What you will do:
In the entries that follow, identify the line containing "Convert this chart" and return it together with all later lines, exactly as they appear.

The input:

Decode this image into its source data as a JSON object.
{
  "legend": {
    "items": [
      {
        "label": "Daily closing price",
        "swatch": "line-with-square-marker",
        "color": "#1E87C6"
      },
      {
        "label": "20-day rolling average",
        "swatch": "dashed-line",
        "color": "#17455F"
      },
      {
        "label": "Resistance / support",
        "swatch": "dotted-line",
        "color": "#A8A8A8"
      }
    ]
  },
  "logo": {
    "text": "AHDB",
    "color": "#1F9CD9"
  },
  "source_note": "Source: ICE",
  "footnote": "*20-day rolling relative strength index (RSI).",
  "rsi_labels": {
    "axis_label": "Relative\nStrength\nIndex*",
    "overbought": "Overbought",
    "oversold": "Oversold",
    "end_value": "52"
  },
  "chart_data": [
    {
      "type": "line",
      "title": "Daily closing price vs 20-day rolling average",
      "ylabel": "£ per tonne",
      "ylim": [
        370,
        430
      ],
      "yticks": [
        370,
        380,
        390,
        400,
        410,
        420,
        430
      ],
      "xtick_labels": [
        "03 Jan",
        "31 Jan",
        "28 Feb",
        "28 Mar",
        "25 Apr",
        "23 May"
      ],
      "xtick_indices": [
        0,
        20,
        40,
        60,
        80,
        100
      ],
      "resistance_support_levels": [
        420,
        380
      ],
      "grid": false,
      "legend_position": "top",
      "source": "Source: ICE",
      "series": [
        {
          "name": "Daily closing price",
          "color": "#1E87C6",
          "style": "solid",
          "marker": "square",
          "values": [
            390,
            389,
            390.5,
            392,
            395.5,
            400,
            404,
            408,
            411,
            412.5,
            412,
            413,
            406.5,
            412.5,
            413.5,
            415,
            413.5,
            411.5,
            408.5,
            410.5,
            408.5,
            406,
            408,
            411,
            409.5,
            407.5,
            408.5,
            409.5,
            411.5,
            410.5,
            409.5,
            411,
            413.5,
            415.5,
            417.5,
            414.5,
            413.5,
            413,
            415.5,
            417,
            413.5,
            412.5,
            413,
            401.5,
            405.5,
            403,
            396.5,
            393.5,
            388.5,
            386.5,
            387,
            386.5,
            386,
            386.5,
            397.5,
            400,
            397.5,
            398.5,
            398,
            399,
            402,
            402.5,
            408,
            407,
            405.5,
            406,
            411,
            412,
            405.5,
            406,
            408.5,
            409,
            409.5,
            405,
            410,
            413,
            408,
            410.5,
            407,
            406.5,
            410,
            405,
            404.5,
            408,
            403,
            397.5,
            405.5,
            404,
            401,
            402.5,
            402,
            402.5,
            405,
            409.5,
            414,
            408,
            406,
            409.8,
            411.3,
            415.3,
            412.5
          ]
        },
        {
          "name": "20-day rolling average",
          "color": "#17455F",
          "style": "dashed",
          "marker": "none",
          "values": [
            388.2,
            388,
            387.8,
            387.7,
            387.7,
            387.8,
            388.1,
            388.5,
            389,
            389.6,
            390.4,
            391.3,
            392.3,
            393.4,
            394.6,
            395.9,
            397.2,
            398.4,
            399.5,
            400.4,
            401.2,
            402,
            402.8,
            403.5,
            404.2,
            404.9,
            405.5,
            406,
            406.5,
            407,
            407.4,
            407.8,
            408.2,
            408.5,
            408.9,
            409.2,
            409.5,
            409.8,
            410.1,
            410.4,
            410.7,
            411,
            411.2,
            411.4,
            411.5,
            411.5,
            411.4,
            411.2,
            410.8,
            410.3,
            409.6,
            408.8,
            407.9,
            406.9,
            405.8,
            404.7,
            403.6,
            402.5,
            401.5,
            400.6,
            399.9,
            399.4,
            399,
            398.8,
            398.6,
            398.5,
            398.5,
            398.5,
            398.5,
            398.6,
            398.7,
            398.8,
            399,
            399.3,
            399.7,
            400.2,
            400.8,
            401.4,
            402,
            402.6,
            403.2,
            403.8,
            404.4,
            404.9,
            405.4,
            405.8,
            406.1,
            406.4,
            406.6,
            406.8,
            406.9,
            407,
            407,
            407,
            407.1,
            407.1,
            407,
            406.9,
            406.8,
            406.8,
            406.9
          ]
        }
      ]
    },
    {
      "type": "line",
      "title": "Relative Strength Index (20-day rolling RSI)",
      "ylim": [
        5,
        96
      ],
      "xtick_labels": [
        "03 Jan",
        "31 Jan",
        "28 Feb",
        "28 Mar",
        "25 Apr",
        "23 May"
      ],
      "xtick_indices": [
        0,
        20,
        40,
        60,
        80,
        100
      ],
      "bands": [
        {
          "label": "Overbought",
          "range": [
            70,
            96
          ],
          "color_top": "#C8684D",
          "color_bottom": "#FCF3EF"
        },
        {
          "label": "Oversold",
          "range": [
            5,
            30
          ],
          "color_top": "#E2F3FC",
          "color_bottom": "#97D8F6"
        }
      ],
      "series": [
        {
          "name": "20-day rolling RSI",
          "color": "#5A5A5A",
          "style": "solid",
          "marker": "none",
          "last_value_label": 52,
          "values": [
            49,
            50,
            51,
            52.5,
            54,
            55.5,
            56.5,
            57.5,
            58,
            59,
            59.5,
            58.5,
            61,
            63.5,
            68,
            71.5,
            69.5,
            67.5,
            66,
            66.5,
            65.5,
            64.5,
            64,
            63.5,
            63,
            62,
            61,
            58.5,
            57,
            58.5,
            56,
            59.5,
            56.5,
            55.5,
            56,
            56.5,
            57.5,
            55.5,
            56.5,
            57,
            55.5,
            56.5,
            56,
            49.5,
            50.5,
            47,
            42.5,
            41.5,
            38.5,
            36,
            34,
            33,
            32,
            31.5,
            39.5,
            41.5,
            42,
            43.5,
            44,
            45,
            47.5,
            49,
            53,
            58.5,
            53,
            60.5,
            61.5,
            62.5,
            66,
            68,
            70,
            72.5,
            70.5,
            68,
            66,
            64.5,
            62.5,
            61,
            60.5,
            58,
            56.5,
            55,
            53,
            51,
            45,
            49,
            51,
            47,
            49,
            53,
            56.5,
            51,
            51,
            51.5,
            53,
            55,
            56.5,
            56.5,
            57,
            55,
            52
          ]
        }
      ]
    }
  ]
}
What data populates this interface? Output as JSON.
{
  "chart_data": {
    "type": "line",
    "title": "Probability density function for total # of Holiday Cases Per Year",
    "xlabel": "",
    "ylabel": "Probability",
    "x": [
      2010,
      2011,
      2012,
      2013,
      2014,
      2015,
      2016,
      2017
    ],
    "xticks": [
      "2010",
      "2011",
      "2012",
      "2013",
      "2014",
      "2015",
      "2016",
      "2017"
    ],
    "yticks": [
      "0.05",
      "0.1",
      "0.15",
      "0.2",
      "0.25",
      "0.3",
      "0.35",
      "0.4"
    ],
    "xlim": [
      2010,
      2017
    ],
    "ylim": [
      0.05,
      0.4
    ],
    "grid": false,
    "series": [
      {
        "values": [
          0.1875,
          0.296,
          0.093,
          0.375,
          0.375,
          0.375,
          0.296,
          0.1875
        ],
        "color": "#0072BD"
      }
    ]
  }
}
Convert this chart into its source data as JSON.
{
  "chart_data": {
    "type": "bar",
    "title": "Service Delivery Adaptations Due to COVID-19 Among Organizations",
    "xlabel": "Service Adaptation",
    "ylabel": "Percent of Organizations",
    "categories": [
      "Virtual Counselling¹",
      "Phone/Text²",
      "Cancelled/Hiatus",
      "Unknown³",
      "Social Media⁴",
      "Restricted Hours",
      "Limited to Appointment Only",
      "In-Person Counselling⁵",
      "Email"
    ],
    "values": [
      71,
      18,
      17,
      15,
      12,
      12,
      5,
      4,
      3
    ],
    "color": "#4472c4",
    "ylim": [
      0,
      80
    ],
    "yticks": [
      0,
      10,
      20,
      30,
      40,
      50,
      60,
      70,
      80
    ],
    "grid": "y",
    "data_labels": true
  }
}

Written response:
Convert this chart into its source data as JSON.
{
  "chart_data": {
    "type": "bar",
    "title": "Service Delivery Adaptations Due to COVID-19 Among Organizations",
    "xlabel": "Service Adaptation",
    "ylabel": "Percent of Organizations",
    "categories": [
      "Virtual Counselling¹",
      "Phone/Text²",
      "Cancelled/Hiatus",
      "Unknown³",
      "Social Media⁴",
      "Restricted Hours",
      "Limited to Appointment Only",
      "In-Person Counselling⁵",
      "Email"
    ],
    "values": [
      71,
      18,
      17,
      15,
      12,
      12,
      5,
      4,
      3
    ],
    "color": "#4472c4",
    "ylim": [
      0,
      80
    ],
    "yticks": [
      0,
      10,
      20,
      30,
      40,
      50,
      60,
      70,
      80
    ],
    "grid": "y",
    "data_labels": true
  }
}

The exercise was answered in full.